> [Material for this exercise]
■ ■ ■ ■ ■ ■ ■
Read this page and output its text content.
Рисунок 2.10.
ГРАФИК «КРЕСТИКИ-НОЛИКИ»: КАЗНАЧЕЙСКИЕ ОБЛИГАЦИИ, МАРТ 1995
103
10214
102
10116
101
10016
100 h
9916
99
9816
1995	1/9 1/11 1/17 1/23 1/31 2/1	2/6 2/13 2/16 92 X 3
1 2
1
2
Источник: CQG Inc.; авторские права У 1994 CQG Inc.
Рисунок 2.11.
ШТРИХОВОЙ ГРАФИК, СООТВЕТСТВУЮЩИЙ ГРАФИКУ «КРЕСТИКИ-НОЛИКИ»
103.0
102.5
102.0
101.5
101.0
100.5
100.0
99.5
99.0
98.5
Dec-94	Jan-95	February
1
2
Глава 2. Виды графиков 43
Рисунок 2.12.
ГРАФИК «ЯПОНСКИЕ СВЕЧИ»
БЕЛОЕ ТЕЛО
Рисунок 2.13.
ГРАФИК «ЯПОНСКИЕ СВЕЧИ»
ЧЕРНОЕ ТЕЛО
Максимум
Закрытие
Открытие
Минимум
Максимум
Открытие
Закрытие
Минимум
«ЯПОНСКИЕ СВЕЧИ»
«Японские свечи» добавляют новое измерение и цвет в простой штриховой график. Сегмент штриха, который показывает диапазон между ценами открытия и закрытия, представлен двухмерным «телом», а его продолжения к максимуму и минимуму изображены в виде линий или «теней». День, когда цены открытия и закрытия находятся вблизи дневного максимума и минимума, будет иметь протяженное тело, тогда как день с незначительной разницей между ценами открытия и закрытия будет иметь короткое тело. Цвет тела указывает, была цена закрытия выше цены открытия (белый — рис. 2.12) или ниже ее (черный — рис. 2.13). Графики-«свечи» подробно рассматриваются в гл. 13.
■ ■ ■ ■ ■ ■ ■
> [Your task]
Copy all the records above exactly, missing none.

> [Finished task]
Read this page and output its text content.
Рисунок 2.10.
ГРАФИК «КРЕСТИКИ-НОЛИКИ»: КАЗНАЧЕЙСКИЕ ОБЛИГАЦИИ, МАРТ 1995
103
10214
102
10116
101
10016
100 h
9916
99
9816
1995	1/9 1/11 1/17 1/23 1/31 2/1	2/6 2/13 2/16 92 X 3
1 2
1
2
Источник: CQG Inc.; авторские права У 1994 CQG Inc.
Рисунок 2.11.
ШТРИХОВОЙ ГРАФИК, СООТВЕТСТВУЮЩИЙ ГРАФИКУ «КРЕСТИКИ-НОЛИКИ»
103.0
102.5
102.0
101.5
101.0
100.5
100.0
99.5
99.0
98.5
Dec-94	Jan-95	February
1
2
Глава 2. Виды графиков 43
Рисунок 2.12.
ГРАФИК «ЯПОНСКИЕ СВЕЧИ»
БЕЛОЕ ТЕЛО
Рисунок 2.13.
ГРАФИК «ЯПОНСКИЕ СВЕЧИ»
ЧЕРНОЕ ТЕЛО
Максимум
Закрытие
Открытие
Минимум
Максимум
Открытие
Закрытие
Минимум
«ЯПОНСКИЕ СВЕЧИ»
«Японские свечи» добавляют новое измерение и цвет в простой штриховой график. Сегмент штриха, который показывает диапазон между ценами открытия и закрытия, представлен двухмерным «телом», а его продолжения к максимуму и минимуму изображены в виде линий или «теней». День, когда цены открытия и закрытия находятся вблизи дневного максимума и минимума, будет иметь протяженное тело, тогда как день с незначительной разницей между ценами открытия и закрытия будет иметь короткое тело. Цвет тела указывает, была цена закрытия выше цены открытия (белый — рис. 2.12) или ниже ее (черный — рис. 2.13). Графики-«свечи» подробно рассматриваются в гл. 13.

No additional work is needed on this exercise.